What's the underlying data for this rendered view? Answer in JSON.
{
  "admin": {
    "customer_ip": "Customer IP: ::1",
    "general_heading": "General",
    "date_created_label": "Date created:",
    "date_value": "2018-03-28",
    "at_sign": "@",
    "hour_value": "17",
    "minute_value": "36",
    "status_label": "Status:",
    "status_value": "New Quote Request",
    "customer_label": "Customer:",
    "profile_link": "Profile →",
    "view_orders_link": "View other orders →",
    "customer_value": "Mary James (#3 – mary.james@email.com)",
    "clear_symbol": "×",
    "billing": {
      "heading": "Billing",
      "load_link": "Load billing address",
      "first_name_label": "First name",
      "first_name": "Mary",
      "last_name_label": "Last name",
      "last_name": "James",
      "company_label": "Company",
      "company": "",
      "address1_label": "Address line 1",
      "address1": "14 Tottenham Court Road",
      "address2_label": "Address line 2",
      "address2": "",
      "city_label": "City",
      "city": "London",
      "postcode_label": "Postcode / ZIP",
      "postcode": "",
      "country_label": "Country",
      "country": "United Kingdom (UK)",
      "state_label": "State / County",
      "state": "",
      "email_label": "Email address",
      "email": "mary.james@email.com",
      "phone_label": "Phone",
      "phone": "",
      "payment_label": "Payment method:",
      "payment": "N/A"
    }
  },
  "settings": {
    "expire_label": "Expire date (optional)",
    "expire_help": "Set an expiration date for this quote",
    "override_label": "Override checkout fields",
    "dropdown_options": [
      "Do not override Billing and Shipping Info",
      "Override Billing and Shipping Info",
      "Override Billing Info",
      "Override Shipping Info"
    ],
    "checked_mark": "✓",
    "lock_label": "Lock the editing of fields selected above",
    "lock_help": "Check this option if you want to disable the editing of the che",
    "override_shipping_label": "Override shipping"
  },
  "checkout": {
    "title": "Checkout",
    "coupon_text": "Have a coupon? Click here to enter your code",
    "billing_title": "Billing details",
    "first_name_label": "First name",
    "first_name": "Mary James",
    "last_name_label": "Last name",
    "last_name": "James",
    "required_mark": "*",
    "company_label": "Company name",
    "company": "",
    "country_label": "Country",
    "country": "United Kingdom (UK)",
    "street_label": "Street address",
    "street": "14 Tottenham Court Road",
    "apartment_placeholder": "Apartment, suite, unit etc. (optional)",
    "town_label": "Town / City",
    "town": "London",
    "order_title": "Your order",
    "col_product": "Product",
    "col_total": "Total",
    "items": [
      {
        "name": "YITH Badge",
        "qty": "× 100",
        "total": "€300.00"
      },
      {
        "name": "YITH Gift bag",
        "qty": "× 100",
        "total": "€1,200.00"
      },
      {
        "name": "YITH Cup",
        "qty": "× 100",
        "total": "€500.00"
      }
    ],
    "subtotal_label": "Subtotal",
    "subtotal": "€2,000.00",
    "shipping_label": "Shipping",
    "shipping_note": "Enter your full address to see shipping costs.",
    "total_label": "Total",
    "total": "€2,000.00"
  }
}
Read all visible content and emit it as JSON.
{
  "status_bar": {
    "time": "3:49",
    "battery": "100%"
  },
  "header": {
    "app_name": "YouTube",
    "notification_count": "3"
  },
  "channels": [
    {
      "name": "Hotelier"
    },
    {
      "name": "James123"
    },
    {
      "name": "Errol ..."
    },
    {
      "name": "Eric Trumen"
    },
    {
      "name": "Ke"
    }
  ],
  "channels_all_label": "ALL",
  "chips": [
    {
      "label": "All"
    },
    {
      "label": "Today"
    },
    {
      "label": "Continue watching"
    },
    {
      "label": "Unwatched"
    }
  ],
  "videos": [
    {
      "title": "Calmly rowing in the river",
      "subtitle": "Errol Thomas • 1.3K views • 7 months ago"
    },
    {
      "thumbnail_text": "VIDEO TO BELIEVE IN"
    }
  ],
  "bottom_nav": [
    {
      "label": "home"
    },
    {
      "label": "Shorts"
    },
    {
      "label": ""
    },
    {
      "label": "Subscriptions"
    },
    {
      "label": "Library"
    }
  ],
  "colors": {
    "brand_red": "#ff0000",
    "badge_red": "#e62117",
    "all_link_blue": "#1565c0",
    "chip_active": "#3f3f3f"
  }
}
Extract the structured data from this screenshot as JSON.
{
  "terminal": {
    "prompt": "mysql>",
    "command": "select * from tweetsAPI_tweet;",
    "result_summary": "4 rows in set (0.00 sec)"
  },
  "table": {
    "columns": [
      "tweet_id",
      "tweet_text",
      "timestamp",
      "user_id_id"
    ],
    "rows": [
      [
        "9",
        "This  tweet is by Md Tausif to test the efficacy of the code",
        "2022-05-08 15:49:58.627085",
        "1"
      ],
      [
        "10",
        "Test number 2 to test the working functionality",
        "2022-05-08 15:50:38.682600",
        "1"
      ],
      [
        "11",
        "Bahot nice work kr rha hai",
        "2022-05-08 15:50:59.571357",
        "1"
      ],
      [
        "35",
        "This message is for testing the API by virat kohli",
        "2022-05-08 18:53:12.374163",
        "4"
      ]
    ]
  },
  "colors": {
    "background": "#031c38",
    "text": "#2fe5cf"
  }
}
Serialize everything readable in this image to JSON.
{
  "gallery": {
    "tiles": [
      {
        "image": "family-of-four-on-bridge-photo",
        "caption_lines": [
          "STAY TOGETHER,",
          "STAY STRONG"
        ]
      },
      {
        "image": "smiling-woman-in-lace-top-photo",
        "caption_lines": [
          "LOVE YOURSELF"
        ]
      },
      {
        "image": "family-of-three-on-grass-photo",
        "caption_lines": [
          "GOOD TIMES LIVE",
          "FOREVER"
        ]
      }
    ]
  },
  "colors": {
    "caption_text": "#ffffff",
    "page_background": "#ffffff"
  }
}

● ● ●

■ **TASK OBJECTIVE**: Pull out all lines containing "ffffff".

■ **OUTPUT**:
    "caption_text": "#ffffff",
    "page_background": "#ffffff"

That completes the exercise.